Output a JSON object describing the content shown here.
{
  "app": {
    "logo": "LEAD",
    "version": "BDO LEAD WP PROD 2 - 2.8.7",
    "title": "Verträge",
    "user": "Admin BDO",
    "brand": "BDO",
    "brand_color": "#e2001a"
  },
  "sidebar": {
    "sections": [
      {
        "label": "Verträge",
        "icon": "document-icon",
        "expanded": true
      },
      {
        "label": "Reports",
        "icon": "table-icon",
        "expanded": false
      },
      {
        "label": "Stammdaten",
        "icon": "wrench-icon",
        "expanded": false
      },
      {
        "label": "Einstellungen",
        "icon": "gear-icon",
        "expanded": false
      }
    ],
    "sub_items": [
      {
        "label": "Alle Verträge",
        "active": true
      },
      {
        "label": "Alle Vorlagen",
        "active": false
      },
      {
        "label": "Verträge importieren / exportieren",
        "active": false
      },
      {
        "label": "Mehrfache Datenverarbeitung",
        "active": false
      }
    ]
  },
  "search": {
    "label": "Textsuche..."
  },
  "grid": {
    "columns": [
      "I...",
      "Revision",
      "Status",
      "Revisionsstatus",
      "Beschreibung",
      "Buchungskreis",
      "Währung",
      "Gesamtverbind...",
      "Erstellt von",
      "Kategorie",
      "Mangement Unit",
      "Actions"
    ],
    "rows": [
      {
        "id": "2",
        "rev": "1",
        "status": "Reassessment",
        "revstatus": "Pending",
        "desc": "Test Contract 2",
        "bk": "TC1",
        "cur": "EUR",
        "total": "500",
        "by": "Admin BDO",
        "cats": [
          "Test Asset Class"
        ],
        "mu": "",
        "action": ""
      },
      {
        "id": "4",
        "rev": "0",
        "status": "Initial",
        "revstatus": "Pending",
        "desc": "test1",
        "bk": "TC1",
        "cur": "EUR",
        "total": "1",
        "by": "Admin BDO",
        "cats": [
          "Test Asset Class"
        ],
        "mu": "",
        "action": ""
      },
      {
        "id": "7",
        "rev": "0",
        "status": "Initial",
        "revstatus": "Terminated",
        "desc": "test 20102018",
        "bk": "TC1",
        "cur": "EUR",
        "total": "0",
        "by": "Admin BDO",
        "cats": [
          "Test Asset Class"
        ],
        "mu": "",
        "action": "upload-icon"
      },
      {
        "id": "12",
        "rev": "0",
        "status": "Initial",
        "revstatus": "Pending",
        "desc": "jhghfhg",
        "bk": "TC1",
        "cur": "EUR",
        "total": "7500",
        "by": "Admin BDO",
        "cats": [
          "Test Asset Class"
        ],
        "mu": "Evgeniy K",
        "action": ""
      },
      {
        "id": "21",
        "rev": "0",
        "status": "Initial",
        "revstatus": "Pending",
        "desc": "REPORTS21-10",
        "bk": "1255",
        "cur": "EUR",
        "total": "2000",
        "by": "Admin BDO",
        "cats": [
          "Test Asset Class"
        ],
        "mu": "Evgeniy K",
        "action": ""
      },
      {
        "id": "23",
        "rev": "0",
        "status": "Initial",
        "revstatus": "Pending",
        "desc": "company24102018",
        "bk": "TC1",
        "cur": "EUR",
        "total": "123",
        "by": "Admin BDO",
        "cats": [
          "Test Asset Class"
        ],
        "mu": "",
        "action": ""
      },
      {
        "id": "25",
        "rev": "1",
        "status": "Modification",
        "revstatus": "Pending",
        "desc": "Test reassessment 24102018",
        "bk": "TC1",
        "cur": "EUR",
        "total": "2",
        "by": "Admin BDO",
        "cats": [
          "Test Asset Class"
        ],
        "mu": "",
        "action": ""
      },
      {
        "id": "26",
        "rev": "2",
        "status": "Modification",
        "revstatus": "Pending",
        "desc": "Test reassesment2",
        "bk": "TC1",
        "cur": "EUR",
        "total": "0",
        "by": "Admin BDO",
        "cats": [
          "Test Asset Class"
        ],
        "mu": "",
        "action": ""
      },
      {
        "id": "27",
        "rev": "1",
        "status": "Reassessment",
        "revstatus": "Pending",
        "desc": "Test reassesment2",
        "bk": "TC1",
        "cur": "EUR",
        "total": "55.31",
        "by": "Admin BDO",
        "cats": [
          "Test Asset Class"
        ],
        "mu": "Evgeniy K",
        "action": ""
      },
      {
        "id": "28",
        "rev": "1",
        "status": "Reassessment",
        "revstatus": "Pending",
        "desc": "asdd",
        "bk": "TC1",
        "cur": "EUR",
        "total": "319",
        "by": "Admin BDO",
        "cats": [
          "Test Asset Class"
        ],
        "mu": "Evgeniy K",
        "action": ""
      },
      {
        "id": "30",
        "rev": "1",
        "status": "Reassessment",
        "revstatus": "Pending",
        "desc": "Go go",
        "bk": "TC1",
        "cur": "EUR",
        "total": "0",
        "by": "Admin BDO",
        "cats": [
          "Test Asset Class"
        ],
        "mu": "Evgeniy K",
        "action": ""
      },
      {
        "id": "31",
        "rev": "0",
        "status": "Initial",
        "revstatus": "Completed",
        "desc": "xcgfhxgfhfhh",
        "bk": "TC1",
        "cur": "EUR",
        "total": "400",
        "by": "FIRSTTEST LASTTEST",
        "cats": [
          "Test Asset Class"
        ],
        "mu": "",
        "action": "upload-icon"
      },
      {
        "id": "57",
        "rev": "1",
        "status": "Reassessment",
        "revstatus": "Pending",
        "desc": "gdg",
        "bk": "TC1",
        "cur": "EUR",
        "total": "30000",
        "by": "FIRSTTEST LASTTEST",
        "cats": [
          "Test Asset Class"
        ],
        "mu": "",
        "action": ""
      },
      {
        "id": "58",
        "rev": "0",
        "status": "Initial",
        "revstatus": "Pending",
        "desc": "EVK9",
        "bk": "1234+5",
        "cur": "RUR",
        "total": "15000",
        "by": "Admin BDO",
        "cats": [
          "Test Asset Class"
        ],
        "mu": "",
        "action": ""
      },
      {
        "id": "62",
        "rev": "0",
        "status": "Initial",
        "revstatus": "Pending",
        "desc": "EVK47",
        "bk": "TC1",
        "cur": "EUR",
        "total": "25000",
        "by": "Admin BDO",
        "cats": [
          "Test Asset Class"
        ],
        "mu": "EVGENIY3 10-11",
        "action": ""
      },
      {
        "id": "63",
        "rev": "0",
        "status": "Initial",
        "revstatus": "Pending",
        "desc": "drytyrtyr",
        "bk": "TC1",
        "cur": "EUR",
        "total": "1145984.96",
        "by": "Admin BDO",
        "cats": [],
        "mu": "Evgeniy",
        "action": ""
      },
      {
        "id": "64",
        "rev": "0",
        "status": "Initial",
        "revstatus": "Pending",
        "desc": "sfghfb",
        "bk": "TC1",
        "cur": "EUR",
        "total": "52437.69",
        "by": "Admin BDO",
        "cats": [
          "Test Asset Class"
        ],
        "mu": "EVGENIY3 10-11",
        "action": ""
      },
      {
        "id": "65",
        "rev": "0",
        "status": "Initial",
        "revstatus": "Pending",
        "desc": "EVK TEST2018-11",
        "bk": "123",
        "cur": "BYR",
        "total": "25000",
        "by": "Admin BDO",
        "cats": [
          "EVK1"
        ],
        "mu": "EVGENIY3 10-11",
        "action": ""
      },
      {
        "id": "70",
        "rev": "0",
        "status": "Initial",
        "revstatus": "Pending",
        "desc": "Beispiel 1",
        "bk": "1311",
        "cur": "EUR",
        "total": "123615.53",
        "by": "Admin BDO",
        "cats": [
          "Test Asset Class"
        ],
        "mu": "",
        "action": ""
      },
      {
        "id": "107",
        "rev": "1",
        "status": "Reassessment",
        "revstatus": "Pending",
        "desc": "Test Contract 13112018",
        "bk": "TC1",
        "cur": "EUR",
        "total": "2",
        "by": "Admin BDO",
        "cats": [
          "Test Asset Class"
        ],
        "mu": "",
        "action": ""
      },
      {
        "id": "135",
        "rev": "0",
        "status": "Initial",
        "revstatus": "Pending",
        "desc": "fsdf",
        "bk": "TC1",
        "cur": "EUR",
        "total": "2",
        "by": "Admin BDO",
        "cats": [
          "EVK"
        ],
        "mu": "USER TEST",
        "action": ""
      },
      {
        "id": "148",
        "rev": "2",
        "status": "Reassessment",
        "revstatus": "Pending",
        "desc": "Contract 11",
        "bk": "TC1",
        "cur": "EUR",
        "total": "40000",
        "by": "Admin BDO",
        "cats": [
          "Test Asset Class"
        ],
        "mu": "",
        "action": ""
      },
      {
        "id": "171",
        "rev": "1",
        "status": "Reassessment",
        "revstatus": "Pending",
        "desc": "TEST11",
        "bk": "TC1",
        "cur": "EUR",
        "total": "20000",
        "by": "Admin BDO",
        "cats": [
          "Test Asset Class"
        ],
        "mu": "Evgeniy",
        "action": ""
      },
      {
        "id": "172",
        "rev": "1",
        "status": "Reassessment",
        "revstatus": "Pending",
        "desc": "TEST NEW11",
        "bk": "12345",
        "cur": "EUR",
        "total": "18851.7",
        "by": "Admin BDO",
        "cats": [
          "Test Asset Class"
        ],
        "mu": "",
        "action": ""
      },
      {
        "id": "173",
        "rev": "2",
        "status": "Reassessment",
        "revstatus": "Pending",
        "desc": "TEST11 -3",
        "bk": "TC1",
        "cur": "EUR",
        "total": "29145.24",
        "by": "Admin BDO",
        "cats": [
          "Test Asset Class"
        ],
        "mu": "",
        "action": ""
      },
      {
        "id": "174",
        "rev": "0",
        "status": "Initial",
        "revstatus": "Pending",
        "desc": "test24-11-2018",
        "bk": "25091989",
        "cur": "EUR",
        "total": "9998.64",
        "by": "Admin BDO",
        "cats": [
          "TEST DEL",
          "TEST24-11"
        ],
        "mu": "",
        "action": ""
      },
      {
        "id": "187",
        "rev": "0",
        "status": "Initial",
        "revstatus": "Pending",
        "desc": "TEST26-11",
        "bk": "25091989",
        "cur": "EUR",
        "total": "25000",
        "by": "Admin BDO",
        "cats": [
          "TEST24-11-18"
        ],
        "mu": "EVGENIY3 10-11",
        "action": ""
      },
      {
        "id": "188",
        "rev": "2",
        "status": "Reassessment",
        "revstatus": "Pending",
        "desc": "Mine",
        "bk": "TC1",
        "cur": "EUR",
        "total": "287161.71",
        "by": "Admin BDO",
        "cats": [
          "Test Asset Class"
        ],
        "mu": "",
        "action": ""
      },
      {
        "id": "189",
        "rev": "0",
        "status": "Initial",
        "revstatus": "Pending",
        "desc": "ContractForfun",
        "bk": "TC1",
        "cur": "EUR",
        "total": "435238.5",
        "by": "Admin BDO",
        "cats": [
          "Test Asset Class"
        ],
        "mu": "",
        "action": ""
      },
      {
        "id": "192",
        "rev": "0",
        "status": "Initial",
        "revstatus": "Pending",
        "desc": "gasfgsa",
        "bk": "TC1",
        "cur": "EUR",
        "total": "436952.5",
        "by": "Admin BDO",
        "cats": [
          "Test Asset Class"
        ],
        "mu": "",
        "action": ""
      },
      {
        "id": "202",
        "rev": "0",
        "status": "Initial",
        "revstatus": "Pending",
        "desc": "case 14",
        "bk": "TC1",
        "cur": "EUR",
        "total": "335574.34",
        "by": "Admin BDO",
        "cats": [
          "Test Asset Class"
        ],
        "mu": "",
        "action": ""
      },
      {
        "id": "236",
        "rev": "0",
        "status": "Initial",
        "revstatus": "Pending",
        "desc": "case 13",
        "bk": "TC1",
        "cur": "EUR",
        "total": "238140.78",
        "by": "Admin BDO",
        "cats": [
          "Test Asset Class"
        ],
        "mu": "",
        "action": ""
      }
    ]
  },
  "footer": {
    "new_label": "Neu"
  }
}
━━━
Return all the lines that contain the string "LEAD".

    "logo": "LEAD",
    "version": "BDO LEAD WP PROD 2 - 2.8.7",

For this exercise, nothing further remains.